(Dataset entries on figures)

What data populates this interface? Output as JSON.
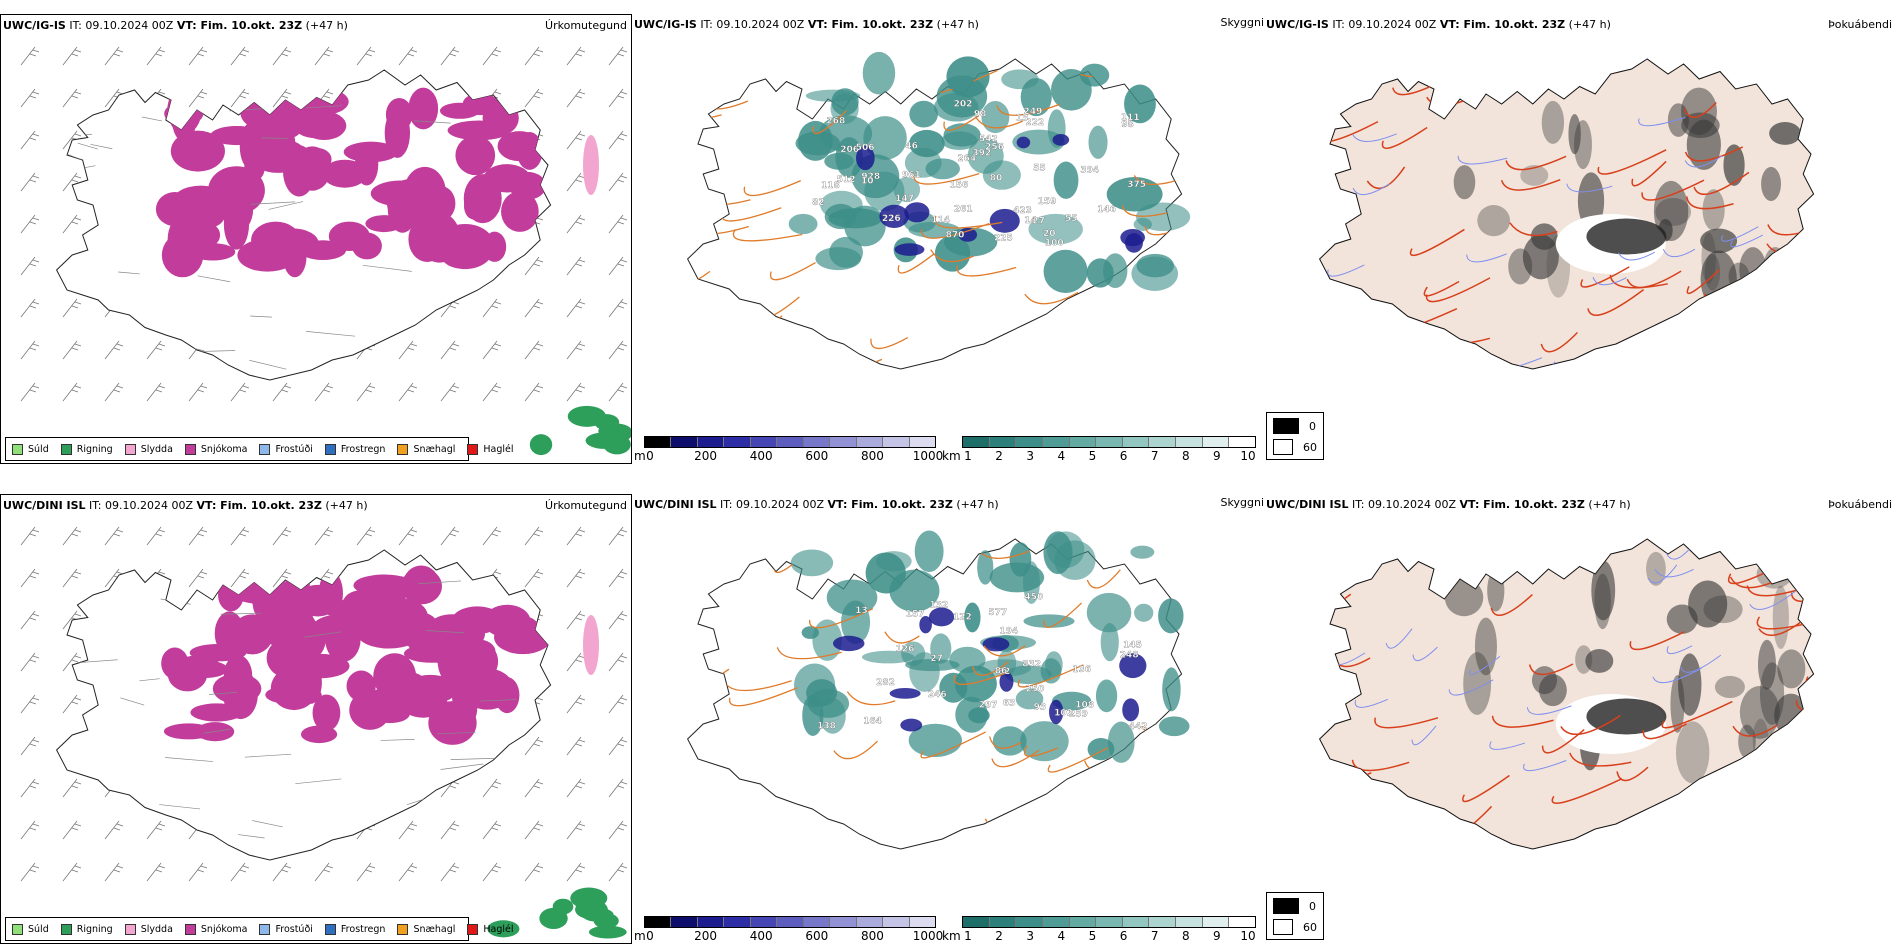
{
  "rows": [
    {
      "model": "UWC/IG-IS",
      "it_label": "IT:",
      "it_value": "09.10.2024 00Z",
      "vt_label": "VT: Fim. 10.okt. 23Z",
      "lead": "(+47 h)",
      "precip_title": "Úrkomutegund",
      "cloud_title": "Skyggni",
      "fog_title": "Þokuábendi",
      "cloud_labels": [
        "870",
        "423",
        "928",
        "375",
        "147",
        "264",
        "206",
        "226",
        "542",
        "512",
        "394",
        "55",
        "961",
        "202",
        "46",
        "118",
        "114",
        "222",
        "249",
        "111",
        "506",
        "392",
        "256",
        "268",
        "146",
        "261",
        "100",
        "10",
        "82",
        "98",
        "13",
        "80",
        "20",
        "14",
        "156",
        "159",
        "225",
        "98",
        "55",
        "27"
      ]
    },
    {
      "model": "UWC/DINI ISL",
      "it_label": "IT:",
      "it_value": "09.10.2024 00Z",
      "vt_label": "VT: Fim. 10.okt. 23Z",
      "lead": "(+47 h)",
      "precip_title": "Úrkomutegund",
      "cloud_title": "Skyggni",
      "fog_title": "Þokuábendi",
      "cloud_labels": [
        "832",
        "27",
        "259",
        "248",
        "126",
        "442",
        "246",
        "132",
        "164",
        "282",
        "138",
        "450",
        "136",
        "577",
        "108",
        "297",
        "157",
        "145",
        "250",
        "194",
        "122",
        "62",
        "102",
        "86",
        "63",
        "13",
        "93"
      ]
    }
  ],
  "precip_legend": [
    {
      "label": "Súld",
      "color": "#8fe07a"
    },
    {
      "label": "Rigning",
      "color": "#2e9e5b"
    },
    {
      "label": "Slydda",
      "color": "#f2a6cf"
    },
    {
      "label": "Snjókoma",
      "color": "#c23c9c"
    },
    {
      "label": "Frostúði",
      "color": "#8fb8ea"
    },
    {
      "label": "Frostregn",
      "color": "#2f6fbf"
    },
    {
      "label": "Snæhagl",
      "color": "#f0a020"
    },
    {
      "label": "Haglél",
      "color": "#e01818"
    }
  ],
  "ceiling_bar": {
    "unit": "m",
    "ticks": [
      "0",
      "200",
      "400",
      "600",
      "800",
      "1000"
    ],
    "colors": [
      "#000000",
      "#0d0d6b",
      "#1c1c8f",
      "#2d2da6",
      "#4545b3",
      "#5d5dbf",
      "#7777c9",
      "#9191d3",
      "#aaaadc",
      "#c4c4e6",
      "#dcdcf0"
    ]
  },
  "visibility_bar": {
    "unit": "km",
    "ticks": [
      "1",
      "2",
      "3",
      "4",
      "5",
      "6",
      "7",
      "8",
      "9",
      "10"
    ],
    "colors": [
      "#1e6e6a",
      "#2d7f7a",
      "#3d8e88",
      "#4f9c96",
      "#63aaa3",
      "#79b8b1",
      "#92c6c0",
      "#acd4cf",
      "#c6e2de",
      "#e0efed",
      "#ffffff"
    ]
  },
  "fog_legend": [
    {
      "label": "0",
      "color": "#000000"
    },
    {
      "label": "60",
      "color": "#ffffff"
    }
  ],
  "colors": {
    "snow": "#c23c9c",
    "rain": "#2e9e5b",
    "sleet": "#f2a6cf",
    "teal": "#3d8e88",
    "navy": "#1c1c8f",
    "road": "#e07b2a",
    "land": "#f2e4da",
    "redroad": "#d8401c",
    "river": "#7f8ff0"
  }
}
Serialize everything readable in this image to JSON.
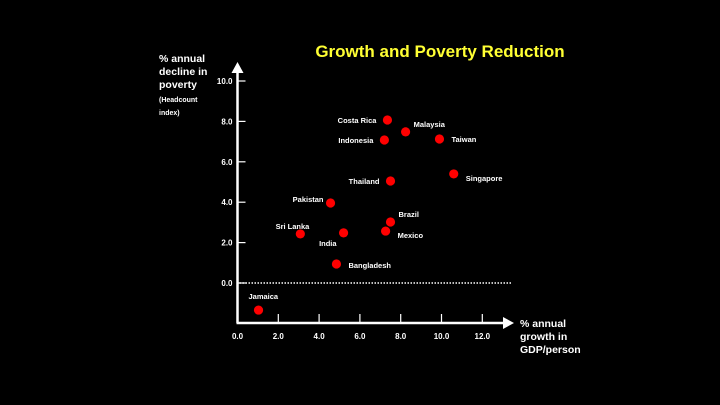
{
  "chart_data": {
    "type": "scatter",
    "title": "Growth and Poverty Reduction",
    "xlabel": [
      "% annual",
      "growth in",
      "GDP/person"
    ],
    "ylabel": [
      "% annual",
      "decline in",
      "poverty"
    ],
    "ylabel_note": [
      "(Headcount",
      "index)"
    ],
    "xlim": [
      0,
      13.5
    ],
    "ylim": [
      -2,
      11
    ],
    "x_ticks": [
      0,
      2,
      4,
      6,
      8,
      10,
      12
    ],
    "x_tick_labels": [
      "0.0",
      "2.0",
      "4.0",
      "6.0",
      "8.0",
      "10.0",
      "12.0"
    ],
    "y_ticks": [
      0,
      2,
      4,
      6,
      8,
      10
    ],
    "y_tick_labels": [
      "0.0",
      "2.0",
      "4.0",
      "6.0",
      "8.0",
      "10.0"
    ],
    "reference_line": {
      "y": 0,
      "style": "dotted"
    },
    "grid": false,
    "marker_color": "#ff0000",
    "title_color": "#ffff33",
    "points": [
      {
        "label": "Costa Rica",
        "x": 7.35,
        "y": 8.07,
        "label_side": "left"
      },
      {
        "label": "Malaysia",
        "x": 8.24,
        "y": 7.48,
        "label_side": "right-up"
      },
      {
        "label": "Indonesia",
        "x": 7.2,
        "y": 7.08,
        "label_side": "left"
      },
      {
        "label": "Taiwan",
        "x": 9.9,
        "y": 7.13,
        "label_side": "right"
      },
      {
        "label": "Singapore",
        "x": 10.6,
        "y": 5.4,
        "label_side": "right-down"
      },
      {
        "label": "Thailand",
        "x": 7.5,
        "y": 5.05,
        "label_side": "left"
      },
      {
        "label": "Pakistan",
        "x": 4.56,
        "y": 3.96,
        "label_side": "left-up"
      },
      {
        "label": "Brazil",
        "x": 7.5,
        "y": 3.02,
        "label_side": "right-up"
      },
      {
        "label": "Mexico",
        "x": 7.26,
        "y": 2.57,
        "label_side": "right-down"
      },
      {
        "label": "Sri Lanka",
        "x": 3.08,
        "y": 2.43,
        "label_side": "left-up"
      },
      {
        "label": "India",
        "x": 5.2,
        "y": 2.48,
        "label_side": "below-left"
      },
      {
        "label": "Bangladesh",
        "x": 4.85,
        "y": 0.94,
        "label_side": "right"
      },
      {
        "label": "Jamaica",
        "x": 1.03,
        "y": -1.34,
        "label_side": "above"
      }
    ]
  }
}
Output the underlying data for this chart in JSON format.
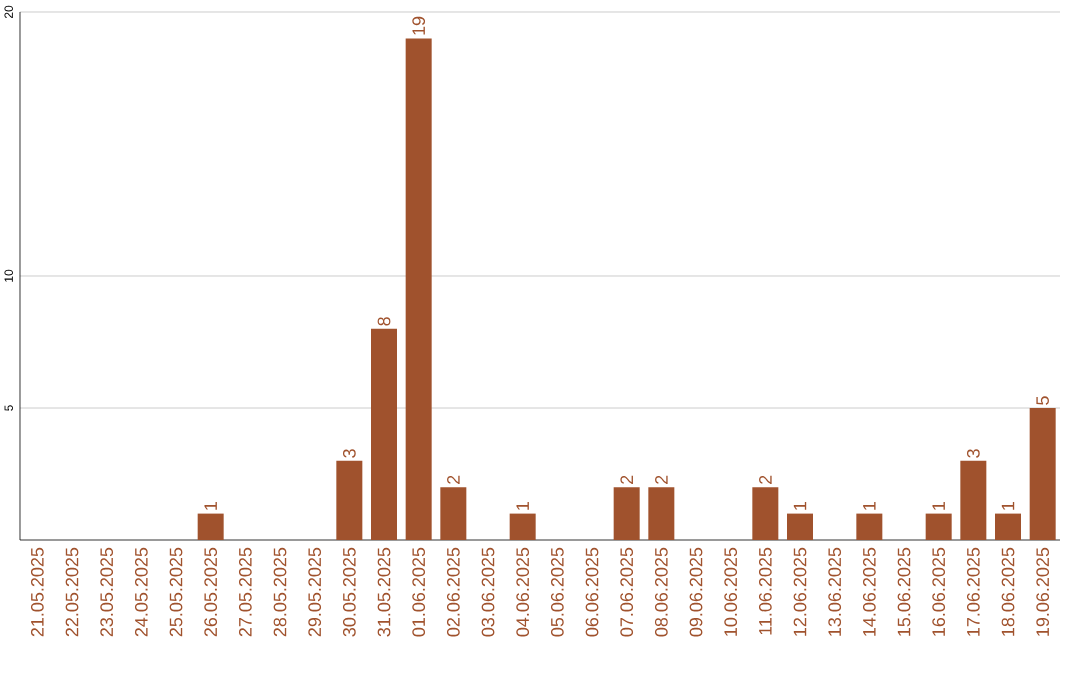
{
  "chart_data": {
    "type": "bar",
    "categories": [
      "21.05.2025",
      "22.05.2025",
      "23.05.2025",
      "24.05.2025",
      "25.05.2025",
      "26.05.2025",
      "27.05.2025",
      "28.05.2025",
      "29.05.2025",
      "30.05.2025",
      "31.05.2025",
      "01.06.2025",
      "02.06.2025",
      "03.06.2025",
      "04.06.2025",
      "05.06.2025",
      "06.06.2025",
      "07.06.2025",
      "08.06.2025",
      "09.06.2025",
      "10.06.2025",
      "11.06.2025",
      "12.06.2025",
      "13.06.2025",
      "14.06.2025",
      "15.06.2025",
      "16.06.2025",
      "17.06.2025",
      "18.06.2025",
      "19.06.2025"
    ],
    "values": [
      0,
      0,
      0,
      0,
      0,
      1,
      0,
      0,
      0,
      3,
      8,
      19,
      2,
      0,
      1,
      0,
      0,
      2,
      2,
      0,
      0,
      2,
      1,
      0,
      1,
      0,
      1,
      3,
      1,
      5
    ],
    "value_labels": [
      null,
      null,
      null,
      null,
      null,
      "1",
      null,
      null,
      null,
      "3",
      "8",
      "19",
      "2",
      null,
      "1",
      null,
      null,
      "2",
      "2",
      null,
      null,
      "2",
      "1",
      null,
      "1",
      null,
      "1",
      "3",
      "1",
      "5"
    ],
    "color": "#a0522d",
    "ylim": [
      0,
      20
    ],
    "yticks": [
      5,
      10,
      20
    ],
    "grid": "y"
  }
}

Written request: In the material above, find each line that contains the word "Output", and select it.

Solution:
What data populates this interface? Output as JSON.
Output the underlying data for this chart in JSON format.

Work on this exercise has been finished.